- _Work to do_
Write the entries out again exactly as they stand, but without the pictures.

- _Given information_

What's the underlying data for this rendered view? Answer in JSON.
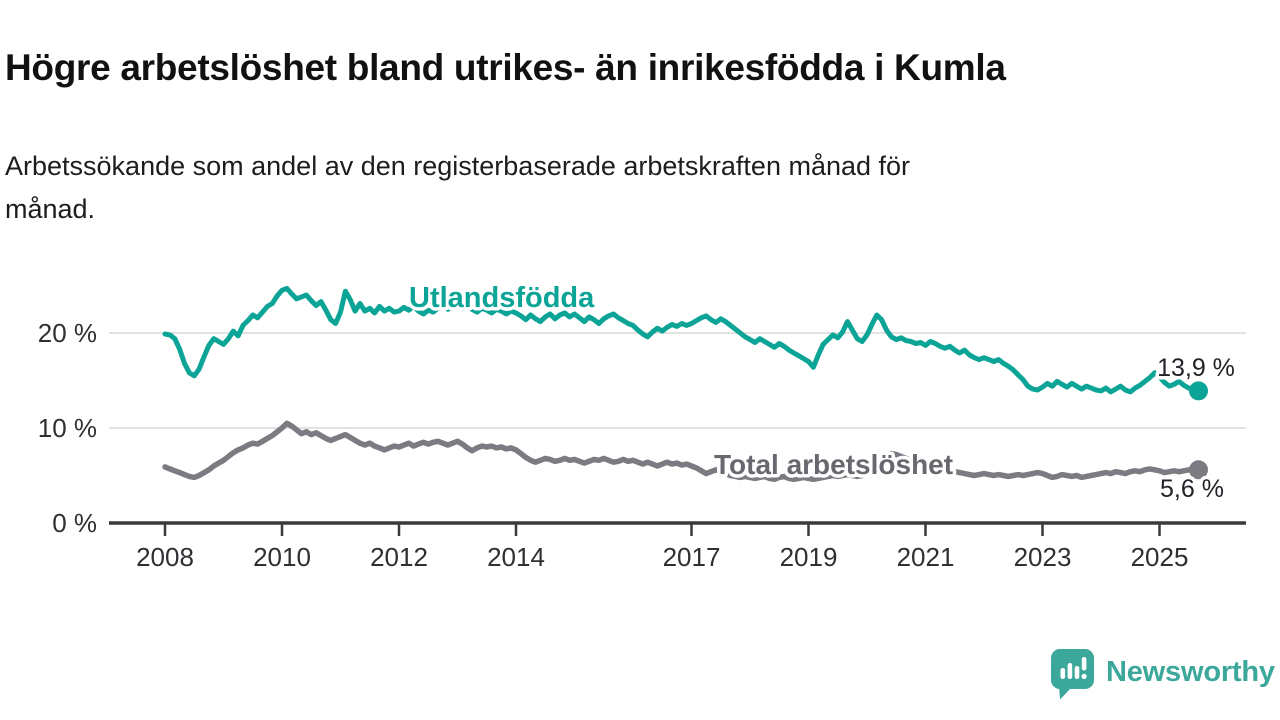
{
  "title": "Högre arbetslöshet bland utrikes- än inrikesfödda i Kumla",
  "subtitle": "Arbetssökande som andel av den registerbaserade arbetskraften månad för månad.",
  "branding": {
    "logo_text": "Newsworthy",
    "logo_color": "#3ba89b"
  },
  "colors": {
    "foreign_born_line": "#0ca496",
    "total_line": "#7b7b81",
    "total_label_text": "#68686f",
    "grid": "#d8d8d8",
    "axis": "#3a3a3e",
    "tick_text": "#2f2f34",
    "value_text": "#222228",
    "background": "#ffffff"
  },
  "chart_data": {
    "type": "line",
    "x_unit": "month",
    "x_start": "2008-01",
    "x_end": "2025-09",
    "x_ticks": [
      "2008",
      "2010",
      "2012",
      "2014",
      "2017",
      "2019",
      "2021",
      "2023",
      "2025"
    ],
    "y_ticks": [
      {
        "value": 0,
        "label": "0 %"
      },
      {
        "value": 10,
        "label": "10 %"
      },
      {
        "value": 20,
        "label": "20 %"
      }
    ],
    "ylim": [
      0,
      26
    ],
    "grid": "horizontal",
    "legend": "inline-labels",
    "series": [
      {
        "name": "Utlandsfödda",
        "color": "#0ca496",
        "end_label": "13,9 %",
        "end_value": 13.9,
        "values": [
          19.9,
          19.8,
          19.4,
          18.3,
          16.8,
          15.8,
          15.5,
          16.2,
          17.5,
          18.7,
          19.4,
          19.1,
          18.8,
          19.4,
          20.2,
          19.7,
          20.8,
          21.3,
          21.9,
          21.6,
          22.2,
          22.8,
          23.1,
          23.9,
          24.5,
          24.7,
          24.1,
          23.6,
          23.8,
          24.0,
          23.4,
          22.9,
          23.3,
          22.4,
          21.4,
          21.0,
          22.2,
          24.4,
          23.5,
          22.3,
          23.1,
          22.3,
          22.6,
          22.1,
          22.8,
          22.3,
          22.6,
          22.2,
          22.3,
          22.7,
          22.4,
          22.8,
          22.3,
          22.0,
          22.4,
          22.2,
          22.6,
          22.9,
          22.5,
          22.7,
          23.0,
          22.6,
          22.8,
          22.5,
          22.2,
          22.6,
          22.4,
          22.1,
          22.5,
          22.3,
          22.0,
          22.3,
          22.1,
          21.8,
          21.4,
          21.9,
          21.5,
          21.2,
          21.7,
          22.0,
          21.5,
          21.9,
          22.1,
          21.7,
          22.0,
          21.6,
          21.2,
          21.7,
          21.4,
          21.0,
          21.5,
          21.8,
          22.0,
          21.6,
          21.3,
          21.0,
          20.8,
          20.3,
          19.9,
          19.6,
          20.1,
          20.5,
          20.2,
          20.6,
          20.9,
          20.7,
          21.0,
          20.8,
          21.0,
          21.3,
          21.6,
          21.8,
          21.4,
          21.1,
          21.5,
          21.2,
          20.8,
          20.4,
          20.0,
          19.6,
          19.3,
          19.0,
          19.4,
          19.1,
          18.8,
          18.5,
          18.9,
          18.6,
          18.2,
          17.9,
          17.6,
          17.3,
          17.0,
          16.4,
          17.7,
          18.8,
          19.3,
          19.8,
          19.5,
          20.1,
          21.2,
          20.3,
          19.4,
          19.1,
          19.8,
          20.9,
          21.9,
          21.4,
          20.3,
          19.6,
          19.3,
          19.5,
          19.2,
          19.1,
          18.9,
          19.0,
          18.7,
          19.1,
          18.9,
          18.6,
          18.4,
          18.6,
          18.2,
          17.9,
          18.2,
          17.7,
          17.4,
          17.2,
          17.4,
          17.2,
          17.0,
          17.2,
          16.8,
          16.5,
          16.1,
          15.6,
          15.1,
          14.4,
          14.1,
          14.0,
          14.3,
          14.7,
          14.4,
          14.9,
          14.6,
          14.3,
          14.7,
          14.4,
          14.1,
          14.4,
          14.2,
          14.0,
          13.9,
          14.2,
          13.8,
          14.1,
          14.4,
          14.0,
          13.8,
          14.2,
          14.5,
          14.9,
          15.3,
          15.8,
          15.4,
          14.8,
          14.4,
          14.6,
          14.9,
          14.5,
          14.2,
          14.0,
          13.9
        ]
      },
      {
        "name": "Total arbetslöshet",
        "color": "#7b7b81",
        "end_label": "5,6 %",
        "end_value": 5.6,
        "values": [
          5.9,
          5.7,
          5.5,
          5.3,
          5.1,
          4.9,
          4.8,
          5.0,
          5.3,
          5.6,
          6.0,
          6.3,
          6.6,
          7.0,
          7.4,
          7.7,
          7.9,
          8.2,
          8.4,
          8.3,
          8.6,
          8.9,
          9.2,
          9.6,
          10.0,
          10.5,
          10.2,
          9.8,
          9.4,
          9.6,
          9.3,
          9.5,
          9.2,
          8.9,
          8.7,
          8.9,
          9.1,
          9.3,
          9.0,
          8.7,
          8.4,
          8.2,
          8.4,
          8.1,
          7.9,
          7.7,
          7.9,
          8.1,
          8.0,
          8.2,
          8.4,
          8.1,
          8.3,
          8.5,
          8.3,
          8.5,
          8.6,
          8.4,
          8.2,
          8.4,
          8.6,
          8.3,
          7.9,
          7.6,
          7.9,
          8.1,
          8.0,
          8.1,
          7.9,
          8.0,
          7.8,
          7.9,
          7.7,
          7.3,
          6.9,
          6.6,
          6.4,
          6.6,
          6.8,
          6.7,
          6.5,
          6.6,
          6.8,
          6.6,
          6.7,
          6.5,
          6.3,
          6.5,
          6.7,
          6.6,
          6.8,
          6.6,
          6.4,
          6.5,
          6.7,
          6.5,
          6.6,
          6.4,
          6.2,
          6.4,
          6.2,
          6.0,
          6.2,
          6.4,
          6.2,
          6.3,
          6.1,
          6.2,
          6.0,
          5.8,
          5.5,
          5.2,
          5.4,
          5.6,
          5.4,
          5.2,
          5.0,
          4.9,
          4.8,
          4.9,
          4.8,
          4.7,
          4.8,
          4.9,
          4.7,
          4.6,
          4.8,
          4.9,
          4.7,
          4.6,
          4.7,
          4.8,
          4.7,
          4.6,
          4.7,
          4.8,
          4.9,
          5.0,
          4.9,
          5.0,
          5.1,
          5.0,
          4.9,
          5.0,
          5.2,
          5.5,
          6.2,
          6.8,
          7.1,
          7.3,
          7.2,
          7.0,
          6.8,
          6.6,
          6.4,
          6.3,
          6.4,
          6.2,
          6.0,
          5.8,
          5.6,
          5.5,
          5.4,
          5.3,
          5.2,
          5.1,
          5.0,
          5.1,
          5.2,
          5.1,
          5.0,
          5.1,
          5.0,
          4.9,
          5.0,
          5.1,
          5.0,
          5.1,
          5.2,
          5.3,
          5.2,
          5.0,
          4.8,
          4.9,
          5.1,
          5.0,
          4.9,
          5.0,
          4.8,
          4.9,
          5.0,
          5.1,
          5.2,
          5.3,
          5.2,
          5.4,
          5.3,
          5.2,
          5.4,
          5.5,
          5.4,
          5.6,
          5.7,
          5.6,
          5.5,
          5.3,
          5.4,
          5.5,
          5.4,
          5.5,
          5.6,
          5.5,
          5.6
        ]
      }
    ]
  }
}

- _Solution to the exercise_
What's the underlying data for this rendered view? Answer in JSON.
{
  "title": "Högre arbetslöshet bland utrikes- än inrikesfödda i Kumla",
  "subtitle": "Arbetssökande som andel av den registerbaserade arbetskraften månad för månad.",
  "branding": {
    "logo_text": "Newsworthy",
    "logo_color": "#3ba89b"
  },
  "colors": {
    "foreign_born_line": "#0ca496",
    "total_line": "#7b7b81",
    "total_label_text": "#68686f",
    "grid": "#d8d8d8",
    "axis": "#3a3a3e",
    "tick_text": "#2f2f34",
    "value_text": "#222228",
    "background": "#ffffff"
  },
  "chart_data": {
    "type": "line",
    "x_unit": "month",
    "x_start": "2008-01",
    "x_end": "2025-09",
    "x_ticks": [
      "2008",
      "2010",
      "2012",
      "2014",
      "2017",
      "2019",
      "2021",
      "2023",
      "2025"
    ],
    "y_ticks": [
      {
        "value": 0,
        "label": "0 %"
      },
      {
        "value": 10,
        "label": "10 %"
      },
      {
        "value": 20,
        "label": "20 %"
      }
    ],
    "ylim": [
      0,
      26
    ],
    "grid": "horizontal",
    "legend": "inline-labels",
    "series": [
      {
        "name": "Utlandsfödda",
        "color": "#0ca496",
        "end_label": "13,9 %",
        "end_value": 13.9,
        "values": [
          19.9,
          19.8,
          19.4,
          18.3,
          16.8,
          15.8,
          15.5,
          16.2,
          17.5,
          18.7,
          19.4,
          19.1,
          18.8,
          19.4,
          20.2,
          19.7,
          20.8,
          21.3,
          21.9,
          21.6,
          22.2,
          22.8,
          23.1,
          23.9,
          24.5,
          24.7,
          24.1,
          23.6,
          23.8,
          24.0,
          23.4,
          22.9,
          23.3,
          22.4,
          21.4,
          21.0,
          22.2,
          24.4,
          23.5,
          22.3,
          23.1,
          22.3,
          22.6,
          22.1,
          22.8,
          22.3,
          22.6,
          22.2,
          22.3,
          22.7,
          22.4,
          22.8,
          22.3,
          22.0,
          22.4,
          22.2,
          22.6,
          22.9,
          22.5,
          22.7,
          23.0,
          22.6,
          22.8,
          22.5,
          22.2,
          22.6,
          22.4,
          22.1,
          22.5,
          22.3,
          22.0,
          22.3,
          22.1,
          21.8,
          21.4,
          21.9,
          21.5,
          21.2,
          21.7,
          22.0,
          21.5,
          21.9,
          22.1,
          21.7,
          22.0,
          21.6,
          21.2,
          21.7,
          21.4,
          21.0,
          21.5,
          21.8,
          22.0,
          21.6,
          21.3,
          21.0,
          20.8,
          20.3,
          19.9,
          19.6,
          20.1,
          20.5,
          20.2,
          20.6,
          20.9,
          20.7,
          21.0,
          20.8,
          21.0,
          21.3,
          21.6,
          21.8,
          21.4,
          21.1,
          21.5,
          21.2,
          20.8,
          20.4,
          20.0,
          19.6,
          19.3,
          19.0,
          19.4,
          19.1,
          18.8,
          18.5,
          18.9,
          18.6,
          18.2,
          17.9,
          17.6,
          17.3,
          17.0,
          16.4,
          17.7,
          18.8,
          19.3,
          19.8,
          19.5,
          20.1,
          21.2,
          20.3,
          19.4,
          19.1,
          19.8,
          20.9,
          21.9,
          21.4,
          20.3,
          19.6,
          19.3,
          19.5,
          19.2,
          19.1,
          18.9,
          19.0,
          18.7,
          19.1,
          18.9,
          18.6,
          18.4,
          18.6,
          18.2,
          17.9,
          18.2,
          17.7,
          17.4,
          17.2,
          17.4,
          17.2,
          17.0,
          17.2,
          16.8,
          16.5,
          16.1,
          15.6,
          15.1,
          14.4,
          14.1,
          14.0,
          14.3,
          14.7,
          14.4,
          14.9,
          14.6,
          14.3,
          14.7,
          14.4,
          14.1,
          14.4,
          14.2,
          14.0,
          13.9,
          14.2,
          13.8,
          14.1,
          14.4,
          14.0,
          13.8,
          14.2,
          14.5,
          14.9,
          15.3,
          15.8,
          15.4,
          14.8,
          14.4,
          14.6,
          14.9,
          14.5,
          14.2,
          14.0,
          13.9
        ]
      },
      {
        "name": "Total arbetslöshet",
        "color": "#7b7b81",
        "end_label": "5,6 %",
        "end_value": 5.6,
        "values": [
          5.9,
          5.7,
          5.5,
          5.3,
          5.1,
          4.9,
          4.8,
          5.0,
          5.3,
          5.6,
          6.0,
          6.3,
          6.6,
          7.0,
          7.4,
          7.7,
          7.9,
          8.2,
          8.4,
          8.3,
          8.6,
          8.9,
          9.2,
          9.6,
          10.0,
          10.5,
          10.2,
          9.8,
          9.4,
          9.6,
          9.3,
          9.5,
          9.2,
          8.9,
          8.7,
          8.9,
          9.1,
          9.3,
          9.0,
          8.7,
          8.4,
          8.2,
          8.4,
          8.1,
          7.9,
          7.7,
          7.9,
          8.1,
          8.0,
          8.2,
          8.4,
          8.1,
          8.3,
          8.5,
          8.3,
          8.5,
          8.6,
          8.4,
          8.2,
          8.4,
          8.6,
          8.3,
          7.9,
          7.6,
          7.9,
          8.1,
          8.0,
          8.1,
          7.9,
          8.0,
          7.8,
          7.9,
          7.7,
          7.3,
          6.9,
          6.6,
          6.4,
          6.6,
          6.8,
          6.7,
          6.5,
          6.6,
          6.8,
          6.6,
          6.7,
          6.5,
          6.3,
          6.5,
          6.7,
          6.6,
          6.8,
          6.6,
          6.4,
          6.5,
          6.7,
          6.5,
          6.6,
          6.4,
          6.2,
          6.4,
          6.2,
          6.0,
          6.2,
          6.4,
          6.2,
          6.3,
          6.1,
          6.2,
          6.0,
          5.8,
          5.5,
          5.2,
          5.4,
          5.6,
          5.4,
          5.2,
          5.0,
          4.9,
          4.8,
          4.9,
          4.8,
          4.7,
          4.8,
          4.9,
          4.7,
          4.6,
          4.8,
          4.9,
          4.7,
          4.6,
          4.7,
          4.8,
          4.7,
          4.6,
          4.7,
          4.8,
          4.9,
          5.0,
          4.9,
          5.0,
          5.1,
          5.0,
          4.9,
          5.0,
          5.2,
          5.5,
          6.2,
          6.8,
          7.1,
          7.3,
          7.2,
          7.0,
          6.8,
          6.6,
          6.4,
          6.3,
          6.4,
          6.2,
          6.0,
          5.8,
          5.6,
          5.5,
          5.4,
          5.3,
          5.2,
          5.1,
          5.0,
          5.1,
          5.2,
          5.1,
          5.0,
          5.1,
          5.0,
          4.9,
          5.0,
          5.1,
          5.0,
          5.1,
          5.2,
          5.3,
          5.2,
          5.0,
          4.8,
          4.9,
          5.1,
          5.0,
          4.9,
          5.0,
          4.8,
          4.9,
          5.0,
          5.1,
          5.2,
          5.3,
          5.2,
          5.4,
          5.3,
          5.2,
          5.4,
          5.5,
          5.4,
          5.6,
          5.7,
          5.6,
          5.5,
          5.3,
          5.4,
          5.5,
          5.4,
          5.5,
          5.6,
          5.5,
          5.6
        ]
      }
    ]
  }
}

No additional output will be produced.